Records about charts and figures
********************

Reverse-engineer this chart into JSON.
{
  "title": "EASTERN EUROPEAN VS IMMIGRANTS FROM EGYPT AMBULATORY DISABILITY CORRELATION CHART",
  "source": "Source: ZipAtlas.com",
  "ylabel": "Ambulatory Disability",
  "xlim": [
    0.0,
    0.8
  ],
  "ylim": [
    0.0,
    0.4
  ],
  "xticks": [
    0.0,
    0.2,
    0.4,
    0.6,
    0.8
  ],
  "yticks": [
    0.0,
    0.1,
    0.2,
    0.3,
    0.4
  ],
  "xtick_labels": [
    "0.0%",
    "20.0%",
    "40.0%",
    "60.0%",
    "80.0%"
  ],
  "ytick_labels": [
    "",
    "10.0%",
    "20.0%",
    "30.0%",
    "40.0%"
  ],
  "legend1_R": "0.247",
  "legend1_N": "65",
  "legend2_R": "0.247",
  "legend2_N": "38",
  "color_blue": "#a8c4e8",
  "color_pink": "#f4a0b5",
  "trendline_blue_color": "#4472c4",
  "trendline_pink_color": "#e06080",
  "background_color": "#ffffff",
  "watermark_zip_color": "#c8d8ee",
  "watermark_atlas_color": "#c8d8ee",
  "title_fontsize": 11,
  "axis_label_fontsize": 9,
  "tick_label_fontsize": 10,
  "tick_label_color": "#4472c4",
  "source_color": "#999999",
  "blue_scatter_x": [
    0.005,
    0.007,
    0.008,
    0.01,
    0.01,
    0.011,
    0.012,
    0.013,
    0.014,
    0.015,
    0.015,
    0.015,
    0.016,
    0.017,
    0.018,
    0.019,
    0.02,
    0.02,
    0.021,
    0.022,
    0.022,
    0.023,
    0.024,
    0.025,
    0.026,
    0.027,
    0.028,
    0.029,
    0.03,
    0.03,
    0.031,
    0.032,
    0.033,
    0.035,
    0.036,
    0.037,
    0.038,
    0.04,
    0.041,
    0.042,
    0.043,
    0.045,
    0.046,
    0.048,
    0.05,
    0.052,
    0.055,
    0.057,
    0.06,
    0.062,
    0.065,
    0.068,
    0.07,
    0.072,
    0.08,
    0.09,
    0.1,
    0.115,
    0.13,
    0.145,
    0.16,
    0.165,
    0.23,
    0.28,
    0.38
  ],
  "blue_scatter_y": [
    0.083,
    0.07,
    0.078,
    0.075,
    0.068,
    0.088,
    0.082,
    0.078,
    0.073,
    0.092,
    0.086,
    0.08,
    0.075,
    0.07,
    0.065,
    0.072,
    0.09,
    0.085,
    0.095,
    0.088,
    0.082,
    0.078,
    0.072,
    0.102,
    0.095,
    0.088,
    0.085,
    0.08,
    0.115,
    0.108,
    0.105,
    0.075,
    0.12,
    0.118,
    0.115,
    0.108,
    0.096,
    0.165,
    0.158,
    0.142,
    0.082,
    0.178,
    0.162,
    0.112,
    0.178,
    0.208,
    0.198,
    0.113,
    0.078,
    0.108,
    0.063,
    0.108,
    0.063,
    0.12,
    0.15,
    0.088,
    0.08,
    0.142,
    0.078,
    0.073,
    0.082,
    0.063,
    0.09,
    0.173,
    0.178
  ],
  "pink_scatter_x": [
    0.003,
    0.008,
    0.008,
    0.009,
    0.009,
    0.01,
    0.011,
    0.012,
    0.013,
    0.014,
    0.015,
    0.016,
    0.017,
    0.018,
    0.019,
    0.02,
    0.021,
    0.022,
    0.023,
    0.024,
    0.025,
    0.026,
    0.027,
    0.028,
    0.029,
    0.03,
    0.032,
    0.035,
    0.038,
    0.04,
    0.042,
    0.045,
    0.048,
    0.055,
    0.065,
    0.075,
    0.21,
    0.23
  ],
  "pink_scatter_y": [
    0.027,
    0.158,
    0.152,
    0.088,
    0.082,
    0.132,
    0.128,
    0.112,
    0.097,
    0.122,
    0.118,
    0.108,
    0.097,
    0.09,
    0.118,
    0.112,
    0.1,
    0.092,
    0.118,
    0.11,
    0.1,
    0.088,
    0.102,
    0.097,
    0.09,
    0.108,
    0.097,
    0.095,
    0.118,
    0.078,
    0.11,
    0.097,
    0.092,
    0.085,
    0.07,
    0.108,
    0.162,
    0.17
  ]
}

********************

Return the entries above exactly as they appear.

Reverse-engineer this chart into JSON.
{
  "title": "EASTERN EUROPEAN VS IMMIGRANTS FROM EGYPT AMBULATORY DISABILITY CORRELATION CHART",
  "source": "Source: ZipAtlas.com",
  "ylabel": "Ambulatory Disability",
  "xlim": [
    0.0,
    0.8
  ],
  "ylim": [
    0.0,
    0.4
  ],
  "xticks": [
    0.0,
    0.2,
    0.4,
    0.6,
    0.8
  ],
  "yticks": [
    0.0,
    0.1,
    0.2,
    0.3,
    0.4
  ],
  "xtick_labels": [
    "0.0%",
    "20.0%",
    "40.0%",
    "60.0%",
    "80.0%"
  ],
  "ytick_labels": [
    "",
    "10.0%",
    "20.0%",
    "30.0%",
    "40.0%"
  ],
  "legend1_R": "0.247",
  "legend1_N": "65",
  "legend2_R": "0.247",
  "legend2_N": "38",
  "color_blue": "#a8c4e8",
  "color_pink": "#f4a0b5",
  "trendline_blue_color": "#4472c4",
  "trendline_pink_color": "#e06080",
  "background_color": "#ffffff",
  "watermark_zip_color": "#c8d8ee",
  "watermark_atlas_color": "#c8d8ee",
  "title_fontsize": 11,
  "axis_label_fontsize": 9,
  "tick_label_fontsize": 10,
  "tick_label_color": "#4472c4",
  "source_color": "#999999",
  "blue_scatter_x": [
    0.005,
    0.007,
    0.008,
    0.01,
    0.01,
    0.011,
    0.012,
    0.013,
    0.014,
    0.015,
    0.015,
    0.015,
    0.016,
    0.017,
    0.018,
    0.019,
    0.02,
    0.02,
    0.021,
    0.022,
    0.022,
    0.023,
    0.024,
    0.025,
    0.026,
    0.027,
    0.028,
    0.029,
    0.03,
    0.03,
    0.031,
    0.032,
    0.033,
    0.035,
    0.036,
    0.037,
    0.038,
    0.04,
    0.041,
    0.042,
    0.043,
    0.045,
    0.046,
    0.048,
    0.05,
    0.052,
    0.055,
    0.057,
    0.06,
    0.062,
    0.065,
    0.068,
    0.07,
    0.072,
    0.08,
    0.09,
    0.1,
    0.115,
    0.13,
    0.145,
    0.16,
    0.165,
    0.23,
    0.28,
    0.38
  ],
  "blue_scatter_y": [
    0.083,
    0.07,
    0.078,
    0.075,
    0.068,
    0.088,
    0.082,
    0.078,
    0.073,
    0.092,
    0.086,
    0.08,
    0.075,
    0.07,
    0.065,
    0.072,
    0.09,
    0.085,
    0.095,
    0.088,
    0.082,
    0.078,
    0.072,
    0.102,
    0.095,
    0.088,
    0.085,
    0.08,
    0.115,
    0.108,
    0.105,
    0.075,
    0.12,
    0.118,
    0.115,
    0.108,
    0.096,
    0.165,
    0.158,
    0.142,
    0.082,
    0.178,
    0.162,
    0.112,
    0.178,
    0.208,
    0.198,
    0.113,
    0.078,
    0.108,
    0.063,
    0.108,
    0.063,
    0.12,
    0.15,
    0.088,
    0.08,
    0.142,
    0.078,
    0.073,
    0.082,
    0.063,
    0.09,
    0.173,
    0.178
  ],
  "pink_scatter_x": [
    0.003,
    0.008,
    0.008,
    0.009,
    0.009,
    0.01,
    0.011,
    0.012,
    0.013,
    0.014,
    0.015,
    0.016,
    0.017,
    0.018,
    0.019,
    0.02,
    0.021,
    0.022,
    0.023,
    0.024,
    0.025,
    0.026,
    0.027,
    0.028,
    0.029,
    0.03,
    0.032,
    0.035,
    0.038,
    0.04,
    0.042,
    0.045,
    0.048,
    0.055,
    0.065,
    0.075,
    0.21,
    0.23
  ],
  "pink_scatter_y": [
    0.027,
    0.158,
    0.152,
    0.088,
    0.082,
    0.132,
    0.128,
    0.112,
    0.097,
    0.122,
    0.118,
    0.108,
    0.097,
    0.09,
    0.118,
    0.112,
    0.1,
    0.092,
    0.118,
    0.11,
    0.1,
    0.088,
    0.102,
    0.097,
    0.09,
    0.108,
    0.097,
    0.095,
    0.118,
    0.078,
    0.11,
    0.097,
    0.092,
    0.085,
    0.07,
    0.108,
    0.162,
    0.17
  ]
}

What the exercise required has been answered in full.